---------- THE RECORDS

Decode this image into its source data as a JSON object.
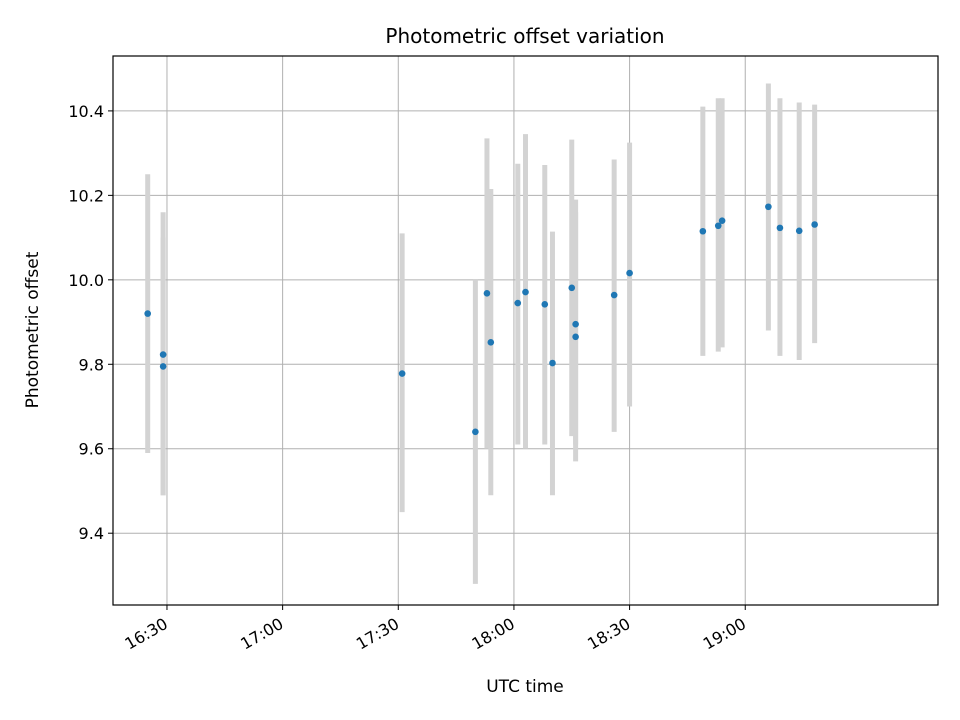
{
  "chart_data": {
    "type": "scatter",
    "title": "Photometric offset variation",
    "xlabel": "UTC time",
    "ylabel": "Photometric offset",
    "x_unit": "time of day (HH:MM, UTC)",
    "xlim": [
      "16:16",
      "19:50"
    ],
    "ylim": [
      9.23,
      10.53
    ],
    "x_ticks": [
      "16:30",
      "17:00",
      "17:30",
      "18:00",
      "18:30",
      "19:00"
    ],
    "y_ticks": [
      9.4,
      9.6,
      9.8,
      10.0,
      10.2,
      10.4
    ],
    "grid": true,
    "legend": "none",
    "marker_color": "#1f77b4",
    "errorbar_color": "#d3d3d3",
    "points": [
      {
        "x": "16:25",
        "y": 9.92,
        "yerr_low": 9.59,
        "yerr_high": 10.25
      },
      {
        "x": "16:29",
        "y": 9.823,
        "yerr_low": 9.49,
        "yerr_high": 10.16
      },
      {
        "x": "16:29",
        "y": 9.795,
        "yerr_low": 9.49,
        "yerr_high": 10.1
      },
      {
        "x": "17:31",
        "y": 9.778,
        "yerr_low": 9.45,
        "yerr_high": 10.11
      },
      {
        "x": "17:50",
        "y": 9.64,
        "yerr_low": 9.28,
        "yerr_high": 10.0
      },
      {
        "x": "17:53",
        "y": 9.968,
        "yerr_low": 9.6,
        "yerr_high": 10.335
      },
      {
        "x": "17:54",
        "y": 9.852,
        "yerr_low": 9.49,
        "yerr_high": 10.215
      },
      {
        "x": "18:01",
        "y": 9.945,
        "yerr_low": 9.61,
        "yerr_high": 10.275
      },
      {
        "x": "18:03",
        "y": 9.971,
        "yerr_low": 9.6,
        "yerr_high": 10.345
      },
      {
        "x": "18:08",
        "y": 9.942,
        "yerr_low": 9.61,
        "yerr_high": 10.272
      },
      {
        "x": "18:10",
        "y": 9.803,
        "yerr_low": 9.49,
        "yerr_high": 10.114
      },
      {
        "x": "18:15",
        "y": 9.981,
        "yerr_low": 9.63,
        "yerr_high": 10.332
      },
      {
        "x": "18:16",
        "y": 9.895,
        "yerr_low": 9.61,
        "yerr_high": 10.19
      },
      {
        "x": "18:16",
        "y": 9.865,
        "yerr_low": 9.57,
        "yerr_high": 10.16
      },
      {
        "x": "18:26",
        "y": 9.964,
        "yerr_low": 9.64,
        "yerr_high": 10.285
      },
      {
        "x": "18:30",
        "y": 10.016,
        "yerr_low": 9.7,
        "yerr_high": 10.325
      },
      {
        "x": "18:49",
        "y": 10.115,
        "yerr_low": 9.82,
        "yerr_high": 10.41
      },
      {
        "x": "18:53",
        "y": 10.128,
        "yerr_low": 9.83,
        "yerr_high": 10.43
      },
      {
        "x": "18:54",
        "y": 10.14,
        "yerr_low": 9.84,
        "yerr_high": 10.43
      },
      {
        "x": "19:06",
        "y": 10.173,
        "yerr_low": 9.88,
        "yerr_high": 10.465
      },
      {
        "x": "19:09",
        "y": 10.123,
        "yerr_low": 9.82,
        "yerr_high": 10.43
      },
      {
        "x": "19:14",
        "y": 10.116,
        "yerr_low": 9.81,
        "yerr_high": 10.42
      },
      {
        "x": "19:18",
        "y": 10.131,
        "yerr_low": 9.85,
        "yerr_high": 10.415
      }
    ]
  }
}
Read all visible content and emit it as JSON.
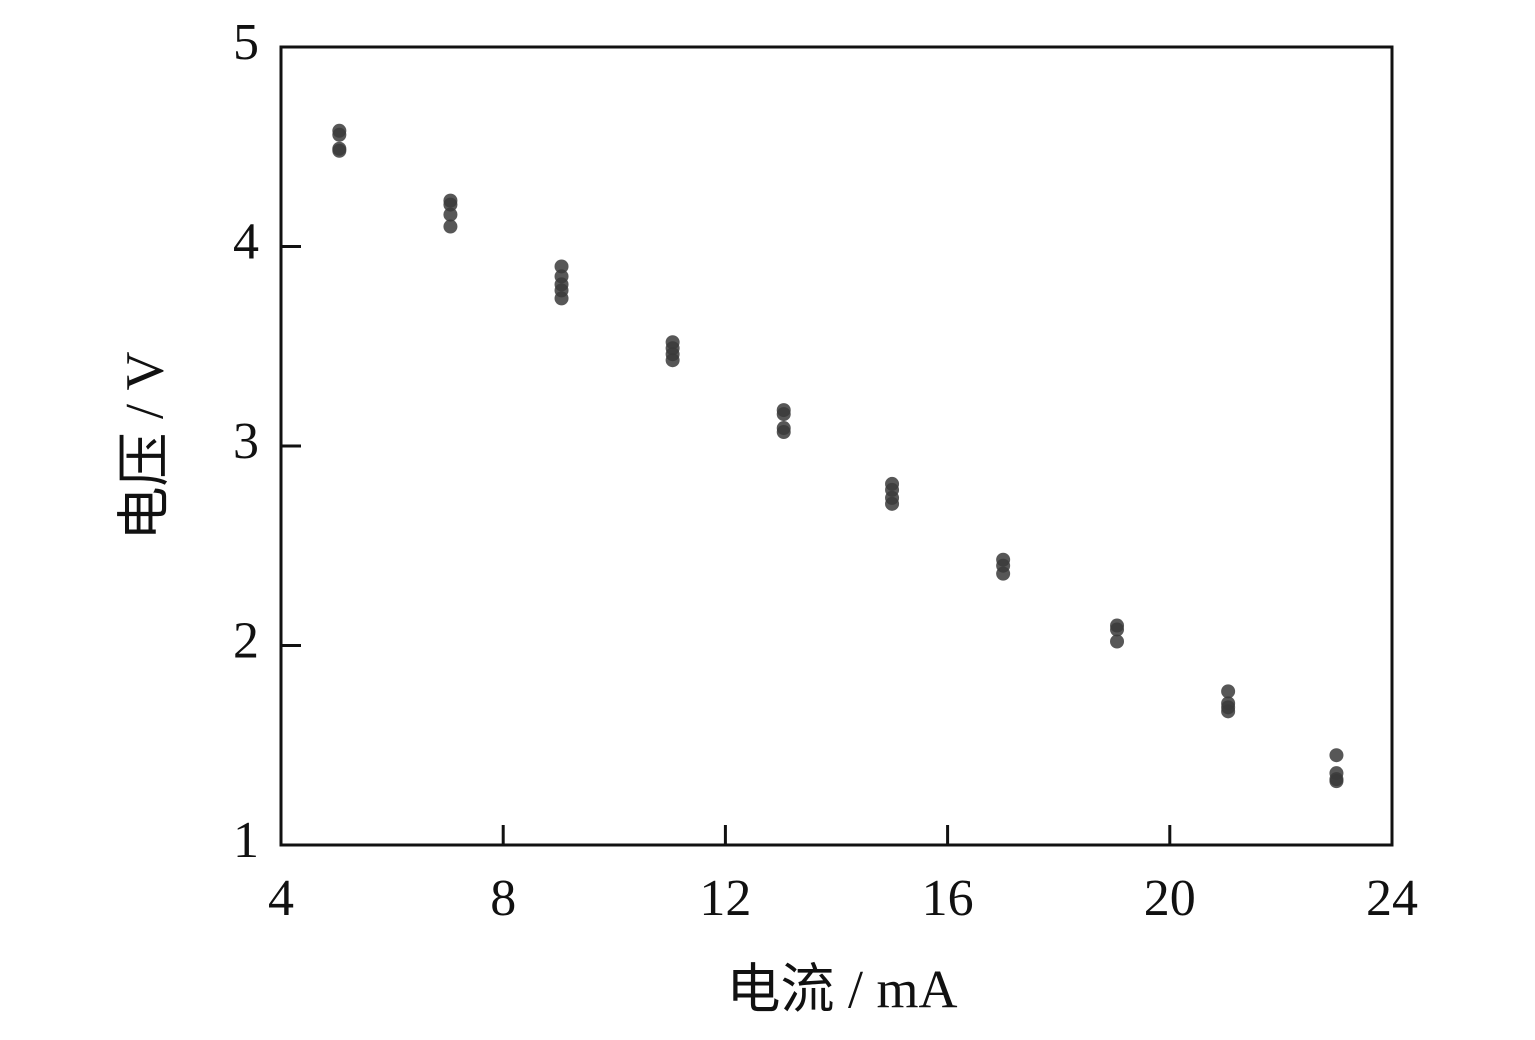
{
  "chart_data": {
    "type": "scatter",
    "x_label": "电流  / mA",
    "y_label": "电压  / V",
    "xlim": [
      4,
      24
    ],
    "xticks": [
      4,
      8,
      12,
      16,
      20,
      24
    ],
    "ylim": [
      1,
      5
    ],
    "yticks": [
      1,
      2,
      3,
      4,
      5
    ],
    "grid": false,
    "series": [
      {
        "color": "#3a3a3a",
        "x": [
          5.05,
          5.05,
          5.05,
          5.05,
          7.05,
          7.05,
          7.05,
          7.05,
          9.05,
          9.05,
          9.05,
          9.05,
          9.05,
          11.05,
          11.05,
          11.05,
          11.05,
          13.05,
          13.05,
          13.05,
          13.05,
          15.0,
          15.0,
          15.0,
          15.0,
          17.0,
          17.0,
          17.0,
          19.05,
          19.05,
          19.05,
          21.05,
          21.05,
          21.05,
          21.05,
          23.0,
          23.0,
          23.0,
          23.0
        ],
        "values": [
          4.58,
          4.56,
          4.49,
          4.48,
          4.23,
          4.21,
          4.16,
          4.1,
          3.9,
          3.85,
          3.81,
          3.78,
          3.74,
          3.52,
          3.49,
          3.46,
          3.43,
          3.18,
          3.16,
          3.09,
          3.07,
          2.81,
          2.78,
          2.74,
          2.71,
          2.43,
          2.4,
          2.36,
          2.1,
          2.08,
          2.02,
          1.77,
          1.71,
          1.69,
          1.67,
          1.45,
          1.36,
          1.33,
          1.32
        ]
      }
    ]
  }
}
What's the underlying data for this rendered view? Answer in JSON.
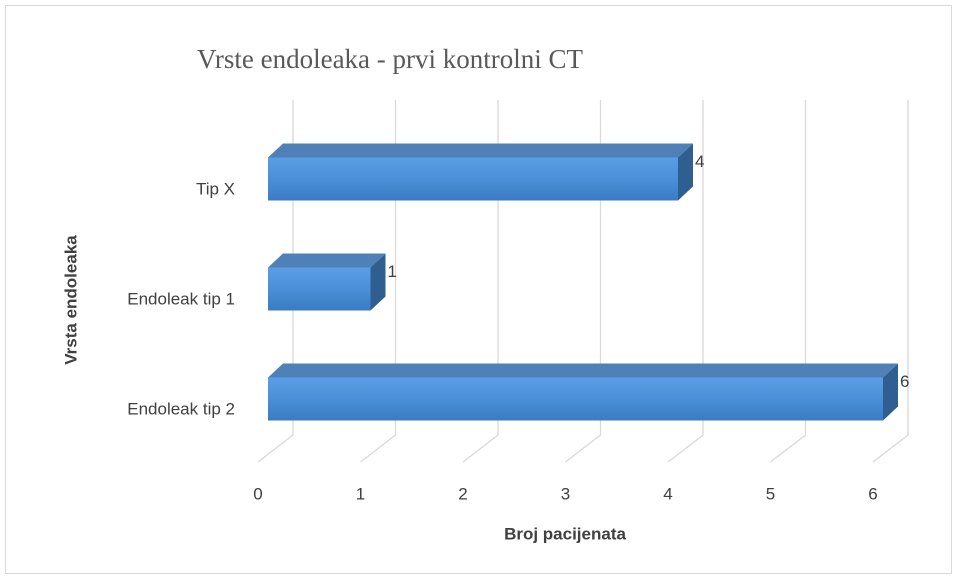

--------------------

_WRITTEN EXERCISE_:
Retype all the records shown above, character for character. Omit every picture.

_WRITTEN RESPONSE_:
Decode this image into its source data as a JSON object.
{
  "chart_data": {
    "type": "scatter",
    "title": "Photometric offset variation",
    "xlabel": "UTC time",
    "ylabel": "Photometric offset",
    "x_unit": "time of day (HH:MM, UTC)",
    "xlim": [
      "16:16",
      "19:50"
    ],
    "ylim": [
      9.23,
      10.53
    ],
    "x_ticks": [
      "16:30",
      "17:00",
      "17:30",
      "18:00",
      "18:30",
      "19:00"
    ],
    "y_ticks": [
      9.4,
      9.6,
      9.8,
      10.0,
      10.2,
      10.4
    ],
    "grid": true,
    "legend": "none",
    "marker_color": "#1f77b4",
    "errorbar_color": "#d3d3d3",
    "points": [
      {
        "x": "16:25",
        "y": 9.92,
        "yerr_low": 9.59,
        "yerr_high": 10.25
      },
      {
        "x": "16:29",
        "y": 9.823,
        "yerr_low": 9.49,
        "yerr_high": 10.16
      },
      {
        "x": "16:29",
        "y": 9.795,
        "yerr_low": 9.49,
        "yerr_high": 10.1
      },
      {
        "x": "17:31",
        "y": 9.778,
        "yerr_low": 9.45,
        "yerr_high": 10.11
      },
      {
        "x": "17:50",
        "y": 9.64,
        "yerr_low": 9.28,
        "yerr_high": 10.0
      },
      {
        "x": "17:53",
        "y": 9.968,
        "yerr_low": 9.6,
        "yerr_high": 10.335
      },
      {
        "x": "17:54",
        "y": 9.852,
        "yerr_low": 9.49,
        "yerr_high": 10.215
      },
      {
        "x": "18:01",
        "y": 9.945,
        "yerr_low": 9.61,
        "yerr_high": 10.275
      },
      {
        "x": "18:03",
        "y": 9.971,
        "yerr_low": 9.6,
        "yerr_high": 10.345
      },
      {
        "x": "18:08",
        "y": 9.942,
        "yerr_low": 9.61,
        "yerr_high": 10.272
      },
      {
        "x": "18:10",
        "y": 9.803,
        "yerr_low": 9.49,
        "yerr_high": 10.114
      },
      {
        "x": "18:15",
        "y": 9.981,
        "yerr_low": 9.63,
        "yerr_high": 10.332
      },
      {
        "x": "18:16",
        "y": 9.895,
        "yerr_low": 9.61,
        "yerr_high": 10.19
      },
      {
        "x": "18:16",
        "y": 9.865,
        "yerr_low": 9.57,
        "yerr_high": 10.16
      },
      {
        "x": "18:26",
        "y": 9.964,
        "yerr_low": 9.64,
        "yerr_high": 10.285
      },
      {
        "x": "18:30",
        "y": 10.016,
        "yerr_low": 9.7,
        "yerr_high": 10.325
      },
      {
        "x": "18:49",
        "y": 10.115,
        "yerr_low": 9.82,
        "yerr_high": 10.41
      },
      {
        "x": "18:53",
        "y": 10.128,
        "yerr_low": 9.83,
        "yerr_high": 10.43
      },
      {
        "x": "18:54",
        "y": 10.14,
        "yerr_low": 9.84,
        "yerr_high": 10.43
      },
      {
        "x": "19:06",
        "y": 10.173,
        "yerr_low": 9.88,
        "yerr_high": 10.465
      },
      {
        "x": "19:09",
        "y": 10.123,
        "yerr_low": 9.82,
        "yerr_high": 10.43
      },
      {
        "x": "19:14",
        "y": 10.116,
        "yerr_low": 9.81,
        "yerr_high": 10.42
      },
      {
        "x": "19:18",
        "y": 10.131,
        "yerr_low": 9.85,
        "yerr_high": 10.415
      }
    ]
  }
}
Read all visible content and emit it as JSON.
{
  "chart_data": {
    "type": "scatter",
    "x_label": "电流  / mA",
    "y_label": "电压  / V",
    "xlim": [
      4,
      24
    ],
    "xticks": [
      4,
      8,
      12,
      16,
      20,
      24
    ],
    "ylim": [
      1,
      5
    ],
    "yticks": [
      1,
      2,
      3,
      4,
      5
    ],
    "grid": false,
    "series": [
      {
        "color": "#3a3a3a",
        "x": [
          5.05,
          5.05,
          5.05,
          5.05,
          7.05,
          7.05,
          7.05,
          7.05,
          9.05,
          9.05,
          9.05,
          9.05,
          9.05,
          11.05,
          11.05,
          11.05,
          11.05,
          13.05,
          13.05,
          13.05,
          13.05,
          15.0,
          15.0,
          15.0,
          15.0,
          17.0,
          17.0,
          17.0,
          19.05,
          19.05,
          19.05,
          21.05,
          21.05,
          21.05,
          21.05,
          23.0,
          23.0,
          23.0,
          23.0
        ],
        "values": [
          4.58,
          4.56,
          4.49,
          4.48,
          4.23,
          4.21,
          4.16,
          4.1,
          3.9,
          3.85,
          3.81,
          3.78,
          3.74,
          3.52,
          3.49,
          3.46,
          3.43,
          3.18,
          3.16,
          3.09,
          3.07,
          2.81,
          2.78,
          2.74,
          2.71,
          2.43,
          2.4,
          2.36,
          2.1,
          2.08,
          2.02,
          1.77,
          1.71,
          1.69,
          1.67,
          1.45,
          1.36,
          1.33,
          1.32
        ]
      }
    ]
  }
}
What's the underlying data for this rendered view? Answer in JSON.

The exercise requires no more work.